## Written request
Return each line of the listing that contains the string "position".

- - -

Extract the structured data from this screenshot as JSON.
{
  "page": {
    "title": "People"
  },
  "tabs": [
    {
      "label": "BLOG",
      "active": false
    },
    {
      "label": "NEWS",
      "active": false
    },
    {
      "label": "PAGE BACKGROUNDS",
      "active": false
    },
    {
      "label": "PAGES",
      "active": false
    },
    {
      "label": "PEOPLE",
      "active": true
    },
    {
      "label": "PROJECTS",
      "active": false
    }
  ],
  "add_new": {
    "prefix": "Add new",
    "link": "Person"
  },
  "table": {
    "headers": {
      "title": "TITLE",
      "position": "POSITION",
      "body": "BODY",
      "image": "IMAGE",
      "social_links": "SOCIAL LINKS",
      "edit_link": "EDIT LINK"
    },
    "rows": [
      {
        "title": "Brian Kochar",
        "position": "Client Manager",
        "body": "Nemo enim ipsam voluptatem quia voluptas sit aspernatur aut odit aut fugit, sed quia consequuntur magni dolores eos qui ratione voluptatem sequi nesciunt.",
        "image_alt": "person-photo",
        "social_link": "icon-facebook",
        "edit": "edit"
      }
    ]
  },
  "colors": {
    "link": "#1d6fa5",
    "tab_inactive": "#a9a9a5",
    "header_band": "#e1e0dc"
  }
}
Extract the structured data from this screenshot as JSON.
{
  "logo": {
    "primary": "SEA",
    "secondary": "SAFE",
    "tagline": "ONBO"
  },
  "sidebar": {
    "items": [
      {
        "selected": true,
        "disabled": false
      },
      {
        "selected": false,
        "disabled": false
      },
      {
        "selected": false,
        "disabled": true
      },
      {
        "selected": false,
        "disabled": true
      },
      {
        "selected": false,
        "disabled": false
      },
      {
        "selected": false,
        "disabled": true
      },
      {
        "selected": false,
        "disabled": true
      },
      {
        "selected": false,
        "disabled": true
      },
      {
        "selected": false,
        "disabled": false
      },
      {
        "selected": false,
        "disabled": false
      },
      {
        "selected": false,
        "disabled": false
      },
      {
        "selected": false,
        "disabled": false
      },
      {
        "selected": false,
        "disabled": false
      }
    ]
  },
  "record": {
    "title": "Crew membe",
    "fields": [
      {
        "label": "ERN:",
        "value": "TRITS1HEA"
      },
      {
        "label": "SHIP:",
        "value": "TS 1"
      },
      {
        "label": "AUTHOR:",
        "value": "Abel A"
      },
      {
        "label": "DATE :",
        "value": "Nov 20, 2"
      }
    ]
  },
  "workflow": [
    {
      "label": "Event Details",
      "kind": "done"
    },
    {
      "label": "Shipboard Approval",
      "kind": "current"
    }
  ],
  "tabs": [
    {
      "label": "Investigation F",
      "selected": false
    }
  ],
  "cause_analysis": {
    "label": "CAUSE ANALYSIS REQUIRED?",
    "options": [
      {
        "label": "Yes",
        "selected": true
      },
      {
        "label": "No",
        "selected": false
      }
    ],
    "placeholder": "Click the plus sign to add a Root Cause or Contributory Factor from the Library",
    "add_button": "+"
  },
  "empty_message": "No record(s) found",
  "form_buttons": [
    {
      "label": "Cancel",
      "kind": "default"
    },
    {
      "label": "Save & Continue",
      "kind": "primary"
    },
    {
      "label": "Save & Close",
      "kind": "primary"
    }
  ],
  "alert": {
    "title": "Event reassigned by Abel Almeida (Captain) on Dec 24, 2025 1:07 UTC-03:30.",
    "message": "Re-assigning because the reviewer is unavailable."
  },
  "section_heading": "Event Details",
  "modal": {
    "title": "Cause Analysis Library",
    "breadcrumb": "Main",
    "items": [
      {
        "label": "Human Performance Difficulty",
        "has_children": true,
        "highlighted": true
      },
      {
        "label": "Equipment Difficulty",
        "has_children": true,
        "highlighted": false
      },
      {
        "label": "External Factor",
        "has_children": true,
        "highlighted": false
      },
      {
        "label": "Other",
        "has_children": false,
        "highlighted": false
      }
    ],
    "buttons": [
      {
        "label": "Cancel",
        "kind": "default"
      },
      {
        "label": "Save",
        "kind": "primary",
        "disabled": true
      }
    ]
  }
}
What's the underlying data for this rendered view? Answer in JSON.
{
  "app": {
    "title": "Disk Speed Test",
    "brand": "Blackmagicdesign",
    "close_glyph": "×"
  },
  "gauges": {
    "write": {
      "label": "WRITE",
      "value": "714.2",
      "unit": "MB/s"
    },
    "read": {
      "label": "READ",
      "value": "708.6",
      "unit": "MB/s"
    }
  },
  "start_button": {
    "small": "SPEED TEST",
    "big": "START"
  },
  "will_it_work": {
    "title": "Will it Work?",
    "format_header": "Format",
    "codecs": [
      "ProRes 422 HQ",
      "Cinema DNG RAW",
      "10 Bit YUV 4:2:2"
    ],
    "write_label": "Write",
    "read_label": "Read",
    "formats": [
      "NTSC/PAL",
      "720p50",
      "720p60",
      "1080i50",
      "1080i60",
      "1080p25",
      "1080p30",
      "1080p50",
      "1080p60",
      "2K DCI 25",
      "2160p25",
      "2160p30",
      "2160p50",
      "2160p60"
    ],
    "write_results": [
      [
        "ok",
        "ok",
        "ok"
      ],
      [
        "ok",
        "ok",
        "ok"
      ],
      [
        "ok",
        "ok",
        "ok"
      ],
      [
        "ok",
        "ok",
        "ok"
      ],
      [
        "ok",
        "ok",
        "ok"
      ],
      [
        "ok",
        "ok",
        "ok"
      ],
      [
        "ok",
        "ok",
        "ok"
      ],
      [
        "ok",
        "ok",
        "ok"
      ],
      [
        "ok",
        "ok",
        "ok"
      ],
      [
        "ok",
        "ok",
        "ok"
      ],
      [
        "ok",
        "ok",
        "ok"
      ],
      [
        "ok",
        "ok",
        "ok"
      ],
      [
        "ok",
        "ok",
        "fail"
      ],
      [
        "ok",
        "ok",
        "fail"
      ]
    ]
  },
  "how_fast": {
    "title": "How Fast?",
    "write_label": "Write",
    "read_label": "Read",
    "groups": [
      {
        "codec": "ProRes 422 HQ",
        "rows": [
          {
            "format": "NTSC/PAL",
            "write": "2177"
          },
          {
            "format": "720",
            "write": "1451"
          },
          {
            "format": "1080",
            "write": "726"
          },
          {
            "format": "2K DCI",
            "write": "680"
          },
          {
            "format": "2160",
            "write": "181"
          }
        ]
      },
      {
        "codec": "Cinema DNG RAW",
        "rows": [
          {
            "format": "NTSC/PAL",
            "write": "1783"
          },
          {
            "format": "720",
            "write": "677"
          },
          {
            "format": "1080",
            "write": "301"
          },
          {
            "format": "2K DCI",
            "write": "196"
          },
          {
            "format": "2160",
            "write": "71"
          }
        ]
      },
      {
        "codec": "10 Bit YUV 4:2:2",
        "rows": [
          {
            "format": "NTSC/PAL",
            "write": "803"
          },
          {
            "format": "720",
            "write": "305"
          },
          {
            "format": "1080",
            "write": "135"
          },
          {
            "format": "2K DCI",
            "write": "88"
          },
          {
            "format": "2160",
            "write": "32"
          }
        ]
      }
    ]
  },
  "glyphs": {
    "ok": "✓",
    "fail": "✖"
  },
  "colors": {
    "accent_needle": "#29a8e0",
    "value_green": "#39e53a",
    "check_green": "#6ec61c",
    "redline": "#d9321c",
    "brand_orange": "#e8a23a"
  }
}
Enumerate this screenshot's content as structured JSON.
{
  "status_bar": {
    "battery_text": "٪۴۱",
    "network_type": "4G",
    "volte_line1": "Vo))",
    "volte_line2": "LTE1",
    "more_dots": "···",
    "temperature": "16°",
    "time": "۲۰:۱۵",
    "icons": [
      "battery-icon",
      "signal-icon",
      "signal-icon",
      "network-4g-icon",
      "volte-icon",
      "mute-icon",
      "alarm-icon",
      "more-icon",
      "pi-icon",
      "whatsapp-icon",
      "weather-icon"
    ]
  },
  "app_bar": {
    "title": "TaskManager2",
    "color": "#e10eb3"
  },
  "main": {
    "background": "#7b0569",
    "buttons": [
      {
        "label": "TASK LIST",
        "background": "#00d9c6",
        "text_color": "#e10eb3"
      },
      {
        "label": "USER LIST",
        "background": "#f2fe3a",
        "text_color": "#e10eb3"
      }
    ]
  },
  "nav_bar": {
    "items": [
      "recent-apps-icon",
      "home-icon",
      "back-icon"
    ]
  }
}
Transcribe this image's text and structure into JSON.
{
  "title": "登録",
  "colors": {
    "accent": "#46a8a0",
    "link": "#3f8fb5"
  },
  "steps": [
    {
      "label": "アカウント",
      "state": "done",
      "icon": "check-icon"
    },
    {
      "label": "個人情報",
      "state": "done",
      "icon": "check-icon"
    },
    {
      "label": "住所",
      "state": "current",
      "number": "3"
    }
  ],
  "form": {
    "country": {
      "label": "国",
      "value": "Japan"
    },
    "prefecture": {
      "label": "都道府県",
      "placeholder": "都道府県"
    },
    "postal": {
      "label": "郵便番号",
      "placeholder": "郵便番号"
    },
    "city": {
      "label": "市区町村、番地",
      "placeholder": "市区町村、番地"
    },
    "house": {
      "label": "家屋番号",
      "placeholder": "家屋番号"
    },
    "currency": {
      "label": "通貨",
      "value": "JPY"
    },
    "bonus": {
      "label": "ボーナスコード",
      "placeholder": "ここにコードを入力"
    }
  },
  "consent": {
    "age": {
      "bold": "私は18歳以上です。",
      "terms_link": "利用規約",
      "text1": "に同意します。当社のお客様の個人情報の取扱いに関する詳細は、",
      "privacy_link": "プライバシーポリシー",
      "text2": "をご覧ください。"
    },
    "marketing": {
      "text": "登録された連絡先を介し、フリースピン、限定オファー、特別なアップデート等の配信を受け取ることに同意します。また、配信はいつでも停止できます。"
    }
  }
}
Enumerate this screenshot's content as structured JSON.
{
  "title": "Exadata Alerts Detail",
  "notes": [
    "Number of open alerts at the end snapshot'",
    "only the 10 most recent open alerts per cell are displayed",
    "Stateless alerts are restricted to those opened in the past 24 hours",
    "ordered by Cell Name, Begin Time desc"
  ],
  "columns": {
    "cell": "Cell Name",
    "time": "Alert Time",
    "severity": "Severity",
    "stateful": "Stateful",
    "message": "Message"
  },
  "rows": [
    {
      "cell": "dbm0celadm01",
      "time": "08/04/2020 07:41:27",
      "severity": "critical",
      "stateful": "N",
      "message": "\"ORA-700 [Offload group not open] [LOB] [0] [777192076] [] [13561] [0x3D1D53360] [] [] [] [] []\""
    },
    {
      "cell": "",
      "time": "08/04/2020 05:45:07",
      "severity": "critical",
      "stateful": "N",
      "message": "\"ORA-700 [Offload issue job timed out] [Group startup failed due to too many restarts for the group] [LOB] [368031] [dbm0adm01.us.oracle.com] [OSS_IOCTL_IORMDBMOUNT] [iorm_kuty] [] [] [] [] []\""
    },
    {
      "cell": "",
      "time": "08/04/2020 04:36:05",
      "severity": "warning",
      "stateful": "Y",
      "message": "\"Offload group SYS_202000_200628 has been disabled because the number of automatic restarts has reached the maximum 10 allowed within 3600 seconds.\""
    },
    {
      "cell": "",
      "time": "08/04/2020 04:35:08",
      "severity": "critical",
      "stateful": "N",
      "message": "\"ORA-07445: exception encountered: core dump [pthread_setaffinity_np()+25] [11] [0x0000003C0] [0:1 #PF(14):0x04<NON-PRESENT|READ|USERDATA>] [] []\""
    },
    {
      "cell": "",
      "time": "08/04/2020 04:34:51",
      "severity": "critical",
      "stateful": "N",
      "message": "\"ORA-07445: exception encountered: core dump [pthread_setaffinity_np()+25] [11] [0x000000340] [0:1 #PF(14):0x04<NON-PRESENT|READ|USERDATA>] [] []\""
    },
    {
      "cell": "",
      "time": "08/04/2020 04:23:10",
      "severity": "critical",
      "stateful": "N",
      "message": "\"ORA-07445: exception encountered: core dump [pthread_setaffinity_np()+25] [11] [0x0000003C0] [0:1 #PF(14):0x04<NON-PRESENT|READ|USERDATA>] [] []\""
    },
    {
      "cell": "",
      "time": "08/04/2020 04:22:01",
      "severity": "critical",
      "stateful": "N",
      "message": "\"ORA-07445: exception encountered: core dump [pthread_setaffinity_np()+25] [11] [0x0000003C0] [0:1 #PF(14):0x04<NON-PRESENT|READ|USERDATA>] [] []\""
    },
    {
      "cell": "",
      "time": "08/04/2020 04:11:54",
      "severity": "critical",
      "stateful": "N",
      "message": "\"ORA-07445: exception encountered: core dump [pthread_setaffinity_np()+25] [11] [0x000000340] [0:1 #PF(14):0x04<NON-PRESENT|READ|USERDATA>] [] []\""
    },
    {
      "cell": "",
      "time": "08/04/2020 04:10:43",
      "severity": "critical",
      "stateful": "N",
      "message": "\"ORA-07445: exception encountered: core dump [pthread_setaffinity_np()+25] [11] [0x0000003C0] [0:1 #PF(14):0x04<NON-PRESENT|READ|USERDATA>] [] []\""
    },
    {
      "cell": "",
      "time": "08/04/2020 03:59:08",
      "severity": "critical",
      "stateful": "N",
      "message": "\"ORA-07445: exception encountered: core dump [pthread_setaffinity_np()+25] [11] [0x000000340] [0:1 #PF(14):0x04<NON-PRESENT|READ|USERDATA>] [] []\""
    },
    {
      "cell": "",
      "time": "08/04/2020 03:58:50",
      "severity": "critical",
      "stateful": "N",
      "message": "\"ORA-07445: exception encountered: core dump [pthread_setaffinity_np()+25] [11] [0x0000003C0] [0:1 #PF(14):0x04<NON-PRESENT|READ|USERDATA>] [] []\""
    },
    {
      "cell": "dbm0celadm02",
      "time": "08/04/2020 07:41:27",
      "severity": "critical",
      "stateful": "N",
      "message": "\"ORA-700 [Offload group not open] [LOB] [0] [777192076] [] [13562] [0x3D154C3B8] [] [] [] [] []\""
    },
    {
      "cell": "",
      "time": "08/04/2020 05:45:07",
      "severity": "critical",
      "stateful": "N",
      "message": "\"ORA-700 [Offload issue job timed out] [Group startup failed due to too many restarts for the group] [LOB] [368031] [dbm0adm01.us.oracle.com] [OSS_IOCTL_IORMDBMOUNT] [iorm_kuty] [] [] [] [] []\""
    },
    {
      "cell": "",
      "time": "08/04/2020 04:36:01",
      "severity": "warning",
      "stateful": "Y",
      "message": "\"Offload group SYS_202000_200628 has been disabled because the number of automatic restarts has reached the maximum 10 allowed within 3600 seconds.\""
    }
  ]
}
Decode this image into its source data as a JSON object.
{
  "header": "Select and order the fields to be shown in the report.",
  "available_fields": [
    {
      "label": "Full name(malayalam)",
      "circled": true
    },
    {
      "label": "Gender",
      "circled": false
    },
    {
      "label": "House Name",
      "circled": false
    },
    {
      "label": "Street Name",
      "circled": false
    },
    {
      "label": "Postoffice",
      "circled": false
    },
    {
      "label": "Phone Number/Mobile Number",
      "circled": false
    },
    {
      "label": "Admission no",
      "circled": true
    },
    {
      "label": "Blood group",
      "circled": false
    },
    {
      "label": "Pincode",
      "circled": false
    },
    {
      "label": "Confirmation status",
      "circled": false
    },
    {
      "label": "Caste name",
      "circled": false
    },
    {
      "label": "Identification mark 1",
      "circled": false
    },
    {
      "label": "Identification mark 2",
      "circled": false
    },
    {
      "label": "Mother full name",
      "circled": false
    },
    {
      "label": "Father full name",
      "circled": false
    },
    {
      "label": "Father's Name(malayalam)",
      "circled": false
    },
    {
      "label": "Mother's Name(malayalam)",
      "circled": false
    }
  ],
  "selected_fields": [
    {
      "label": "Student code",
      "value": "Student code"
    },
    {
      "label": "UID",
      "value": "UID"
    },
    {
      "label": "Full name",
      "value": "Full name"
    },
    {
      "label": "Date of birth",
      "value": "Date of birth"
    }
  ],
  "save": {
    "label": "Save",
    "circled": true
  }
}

- - -

## Solution for this task
      "position": "POSITION",
        "position": "Client Manager",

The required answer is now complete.